Stated goal
Could you extract every entry below and reproduce it exactly?

(Source records)
## Begin

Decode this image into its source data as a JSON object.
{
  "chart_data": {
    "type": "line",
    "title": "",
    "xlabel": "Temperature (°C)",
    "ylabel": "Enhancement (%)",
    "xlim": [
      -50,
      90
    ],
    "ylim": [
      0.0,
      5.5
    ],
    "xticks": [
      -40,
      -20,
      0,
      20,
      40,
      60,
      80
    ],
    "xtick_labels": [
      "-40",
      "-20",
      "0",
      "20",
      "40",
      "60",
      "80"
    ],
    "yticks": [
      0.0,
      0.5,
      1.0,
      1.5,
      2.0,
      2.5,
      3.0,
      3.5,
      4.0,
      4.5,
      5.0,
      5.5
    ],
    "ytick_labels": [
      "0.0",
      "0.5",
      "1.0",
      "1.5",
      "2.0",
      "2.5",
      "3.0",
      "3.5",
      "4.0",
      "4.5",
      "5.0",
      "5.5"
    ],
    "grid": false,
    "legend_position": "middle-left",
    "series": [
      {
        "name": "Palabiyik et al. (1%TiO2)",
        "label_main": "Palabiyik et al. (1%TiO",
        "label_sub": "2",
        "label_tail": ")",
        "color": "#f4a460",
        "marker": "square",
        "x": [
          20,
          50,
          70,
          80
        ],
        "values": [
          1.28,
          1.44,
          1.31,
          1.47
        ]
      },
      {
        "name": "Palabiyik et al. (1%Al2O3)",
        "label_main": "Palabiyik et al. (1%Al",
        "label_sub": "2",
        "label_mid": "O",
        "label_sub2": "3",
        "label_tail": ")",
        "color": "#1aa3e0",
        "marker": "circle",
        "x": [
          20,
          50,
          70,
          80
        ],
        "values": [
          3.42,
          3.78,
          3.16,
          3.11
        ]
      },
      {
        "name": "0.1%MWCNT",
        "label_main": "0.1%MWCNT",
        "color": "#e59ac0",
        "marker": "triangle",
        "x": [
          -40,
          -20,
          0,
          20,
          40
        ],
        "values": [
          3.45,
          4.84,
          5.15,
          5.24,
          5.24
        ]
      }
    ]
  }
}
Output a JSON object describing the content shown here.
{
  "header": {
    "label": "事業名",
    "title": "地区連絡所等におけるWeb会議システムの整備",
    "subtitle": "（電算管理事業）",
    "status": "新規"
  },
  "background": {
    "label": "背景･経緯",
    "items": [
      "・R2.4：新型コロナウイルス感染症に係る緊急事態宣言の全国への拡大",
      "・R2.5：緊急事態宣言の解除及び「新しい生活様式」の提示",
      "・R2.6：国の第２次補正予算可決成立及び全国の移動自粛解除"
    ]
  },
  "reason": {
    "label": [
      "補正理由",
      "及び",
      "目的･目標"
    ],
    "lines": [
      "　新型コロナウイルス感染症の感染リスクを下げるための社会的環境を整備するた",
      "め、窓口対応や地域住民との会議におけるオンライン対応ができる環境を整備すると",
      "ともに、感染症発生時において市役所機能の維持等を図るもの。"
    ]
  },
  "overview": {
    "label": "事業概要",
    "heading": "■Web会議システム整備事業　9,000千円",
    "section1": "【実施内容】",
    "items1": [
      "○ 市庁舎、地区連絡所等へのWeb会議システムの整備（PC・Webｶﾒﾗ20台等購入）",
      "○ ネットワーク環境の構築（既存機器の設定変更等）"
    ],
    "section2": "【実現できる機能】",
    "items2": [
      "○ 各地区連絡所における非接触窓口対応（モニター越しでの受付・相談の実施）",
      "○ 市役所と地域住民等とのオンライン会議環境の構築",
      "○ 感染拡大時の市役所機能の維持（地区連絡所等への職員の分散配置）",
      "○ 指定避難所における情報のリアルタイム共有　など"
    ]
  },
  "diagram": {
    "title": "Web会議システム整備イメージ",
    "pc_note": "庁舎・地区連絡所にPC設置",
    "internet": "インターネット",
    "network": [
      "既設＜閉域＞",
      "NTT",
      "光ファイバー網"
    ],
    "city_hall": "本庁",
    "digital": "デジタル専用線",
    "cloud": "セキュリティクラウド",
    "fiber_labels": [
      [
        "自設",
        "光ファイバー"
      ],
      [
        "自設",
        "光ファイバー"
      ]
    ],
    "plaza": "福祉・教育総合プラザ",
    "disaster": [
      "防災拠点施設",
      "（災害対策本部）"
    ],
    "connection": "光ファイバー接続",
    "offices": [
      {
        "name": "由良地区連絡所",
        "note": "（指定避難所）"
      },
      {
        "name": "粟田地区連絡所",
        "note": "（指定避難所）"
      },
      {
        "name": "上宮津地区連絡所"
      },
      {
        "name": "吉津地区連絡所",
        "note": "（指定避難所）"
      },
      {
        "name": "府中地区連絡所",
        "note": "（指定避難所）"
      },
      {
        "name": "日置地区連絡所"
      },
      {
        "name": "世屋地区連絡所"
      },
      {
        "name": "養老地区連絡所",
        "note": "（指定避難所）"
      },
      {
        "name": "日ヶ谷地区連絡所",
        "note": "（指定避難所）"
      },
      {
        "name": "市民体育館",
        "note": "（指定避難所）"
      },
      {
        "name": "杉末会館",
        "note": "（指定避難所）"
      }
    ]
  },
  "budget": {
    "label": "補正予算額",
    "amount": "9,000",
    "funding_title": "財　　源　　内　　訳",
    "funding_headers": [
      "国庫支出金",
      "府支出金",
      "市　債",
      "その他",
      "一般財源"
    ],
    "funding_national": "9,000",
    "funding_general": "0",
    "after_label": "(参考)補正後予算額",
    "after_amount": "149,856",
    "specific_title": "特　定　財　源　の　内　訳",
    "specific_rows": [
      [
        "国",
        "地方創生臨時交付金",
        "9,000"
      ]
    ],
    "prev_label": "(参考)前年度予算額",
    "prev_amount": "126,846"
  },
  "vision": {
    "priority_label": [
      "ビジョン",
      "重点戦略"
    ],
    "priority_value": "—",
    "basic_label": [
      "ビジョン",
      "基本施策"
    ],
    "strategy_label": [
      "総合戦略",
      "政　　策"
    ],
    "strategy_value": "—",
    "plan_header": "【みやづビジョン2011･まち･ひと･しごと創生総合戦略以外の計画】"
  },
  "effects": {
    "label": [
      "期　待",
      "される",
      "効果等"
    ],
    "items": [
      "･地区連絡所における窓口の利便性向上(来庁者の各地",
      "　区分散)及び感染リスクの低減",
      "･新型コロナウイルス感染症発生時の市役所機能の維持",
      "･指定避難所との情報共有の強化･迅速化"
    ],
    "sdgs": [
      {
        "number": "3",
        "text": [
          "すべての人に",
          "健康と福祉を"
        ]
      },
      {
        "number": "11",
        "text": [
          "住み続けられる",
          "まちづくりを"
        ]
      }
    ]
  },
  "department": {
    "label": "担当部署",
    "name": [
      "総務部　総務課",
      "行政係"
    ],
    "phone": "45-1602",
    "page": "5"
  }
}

## End

Written reply
Decode this image into its source data as a JSON object.
{
  "chart_data": {
    "type": "line",
    "title": "",
    "xlabel": "Temperature (°C)",
    "ylabel": "Enhancement (%)",
    "xlim": [
      -50,
      90
    ],
    "ylim": [
      0.0,
      5.5
    ],
    "xticks": [
      -40,
      -20,
      0,
      20,
      40,
      60,
      80
    ],
    "xtick_labels": [
      "-40",
      "-20",
      "0",
      "20",
      "40",
      "60",
      "80"
    ],
    "yticks": [
      0.0,
      0.5,
      1.0,
      1.5,
      2.0,
      2.5,
      3.0,
      3.5,
      4.0,
      4.5,
      5.0,
      5.5
    ],
    "ytick_labels": [
      "0.0",
      "0.5",
      "1.0",
      "1.5",
      "2.0",
      "2.5",
      "3.0",
      "3.5",
      "4.0",
      "4.5",
      "5.0",
      "5.5"
    ],
    "grid": false,
    "legend_position": "middle-left",
    "series": [
      {
        "name": "Palabiyik et al. (1%TiO2)",
        "label_main": "Palabiyik et al. (1%TiO",
        "label_sub": "2",
        "label_tail": ")",
        "color": "#f4a460",
        "marker": "square",
        "x": [
          20,
          50,
          70,
          80
        ],
        "values": [
          1.28,
          1.44,
          1.31,
          1.47
        ]
      },
      {
        "name": "Palabiyik et al. (1%Al2O3)",
        "label_main": "Palabiyik et al. (1%Al",
        "label_sub": "2",
        "label_mid": "O",
        "label_sub2": "3",
        "label_tail": ")",
        "color": "#1aa3e0",
        "marker": "circle",
        "x": [
          20,
          50,
          70,
          80
        ],
        "values": [
          3.42,
          3.78,
          3.16,
          3.11
        ]
      },
      {
        "name": "0.1%MWCNT",
        "label_main": "0.1%MWCNT",
        "color": "#e59ac0",
        "marker": "triangle",
        "x": [
          -40,
          -20,
          0,
          20,
          40
        ],
        "values": [
          3.45,
          4.84,
          5.15,
          5.24,
          5.24
        ]
      }
    ]
  }
}
Output a JSON object describing the content shown here.
{
  "header": {
    "label": "事業名",
    "title": "地区連絡所等におけるWeb会議システムの整備",
    "subtitle": "（電算管理事業）",
    "status": "新規"
  },
  "background": {
    "label": "背景･経緯",
    "items": [
      "・R2.4：新型コロナウイルス感染症に係る緊急事態宣言の全国への拡大",
      "・R2.5：緊急事態宣言の解除及び「新しい生活様式」の提示",
      "・R2.6：国の第２次補正予算可決成立及び全国の移動自粛解除"
    ]
  },
  "reason": {
    "label": [
      "補正理由",
      "及び",
      "目的･目標"
    ],
    "lines": [
      "　新型コロナウイルス感染症の感染リスクを下げるための社会的環境を整備するた",
      "め、窓口対応や地域住民との会議におけるオンライン対応ができる環境を整備すると",
      "ともに、感染症発生時において市役所機能の維持等を図るもの。"
    ]
  },
  "overview": {
    "label": "事業概要",
    "heading": "■Web会議システム整備事業　9,000千円",
    "section1": "【実施内容】",
    "items1": [
      "○ 市庁舎、地区連絡所等へのWeb会議システムの整備（PC・Webｶﾒﾗ20台等購入）",
      "○ ネットワーク環境の構築（既存機器の設定変更等）"
    ],
    "section2": "【実現できる機能】",
    "items2": [
      "○ 各地区連絡所における非接触窓口対応（モニター越しでの受付・相談の実施）",
      "○ 市役所と地域住民等とのオンライン会議環境の構築",
      "○ 感染拡大時の市役所機能の維持（地区連絡所等への職員の分散配置）",
      "○ 指定避難所における情報のリアルタイム共有　など"
    ]
  },
  "diagram": {
    "title": "Web会議システム整備イメージ",
    "pc_note": "庁舎・地区連絡所にPC設置",
    "internet": "インターネット",
    "network": [
      "既設＜閉域＞",
      "NTT",
      "光ファイバー網"
    ],
    "city_hall": "本庁",
    "digital": "デジタル専用線",
    "cloud": "セキュリティクラウド",
    "fiber_labels": [
      [
        "自設",
        "光ファイバー"
      ],
      [
        "自設",
        "光ファイバー"
      ]
    ],
    "plaza": "福祉・教育総合プラザ",
    "disaster": [
      "防災拠点施設",
      "（災害対策本部）"
    ],
    "connection": "光ファイバー接続",
    "offices": [
      {
        "name": "由良地区連絡所",
        "note": "（指定避難所）"
      },
      {
        "name": "粟田地区連絡所",
        "note": "（指定避難所）"
      },
      {
        "name": "上宮津地区連絡所"
      },
      {
        "name": "吉津地区連絡所",
        "note": "（指定避難所）"
      },
      {
        "name": "府中地区連絡所",
        "note": "（指定避難所）"
      },
      {
        "name": "日置地区連絡所"
      },
      {
        "name": "世屋地区連絡所"
      },
      {
        "name": "養老地区連絡所",
        "note": "（指定避難所）"
      },
      {
        "name": "日ヶ谷地区連絡所",
        "note": "（指定避難所）"
      },
      {
        "name": "市民体育館",
        "note": "（指定避難所）"
      },
      {
        "name": "杉末会館",
        "note": "（指定避難所）"
      }
    ]
  },
  "budget": {
    "label": "補正予算額",
    "amount": "9,000",
    "funding_title": "財　　源　　内　　訳",
    "funding_headers": [
      "国庫支出金",
      "府支出金",
      "市　債",
      "その他",
      "一般財源"
    ],
    "funding_national": "9,000",
    "funding_general": "0",
    "after_label": "(参考)補正後予算額",
    "after_amount": "149,856",
    "specific_title": "特　定　財　源　の　内　訳",
    "specific_rows": [
      [
        "国",
        "地方創生臨時交付金",
        "9,000"
      ]
    ],
    "prev_label": "(参考)前年度予算額",
    "prev_amount": "126,846"
  },
  "vision": {
    "priority_label": [
      "ビジョン",
      "重点戦略"
    ],
    "priority_value": "—",
    "basic_label": [
      "ビジョン",
      "基本施策"
    ],
    "strategy_label": [
      "総合戦略",
      "政　　策"
    ],
    "strategy_value": "—",
    "plan_header": "【みやづビジョン2011･まち･ひと･しごと創生総合戦略以外の計画】"
  },
  "effects": {
    "label": [
      "期　待",
      "される",
      "効果等"
    ],
    "items": [
      "･地区連絡所における窓口の利便性向上(来庁者の各地",
      "　区分散)及び感染リスクの低減",
      "･新型コロナウイルス感染症発生時の市役所機能の維持",
      "･指定避難所との情報共有の強化･迅速化"
    ],
    "sdgs": [
      {
        "number": "3",
        "text": [
          "すべての人に",
          "健康と福祉を"
        ]
      },
      {
        "number": "11",
        "text": [
          "住み続けられる",
          "まちづくりを"
        ]
      }
    ]
  },
  "department": {
    "label": "担当部署",
    "name": [
      "総務部　総務課",
      "行政係"
    ],
    "phone": "45-1602",
    "page": "5"
  }
}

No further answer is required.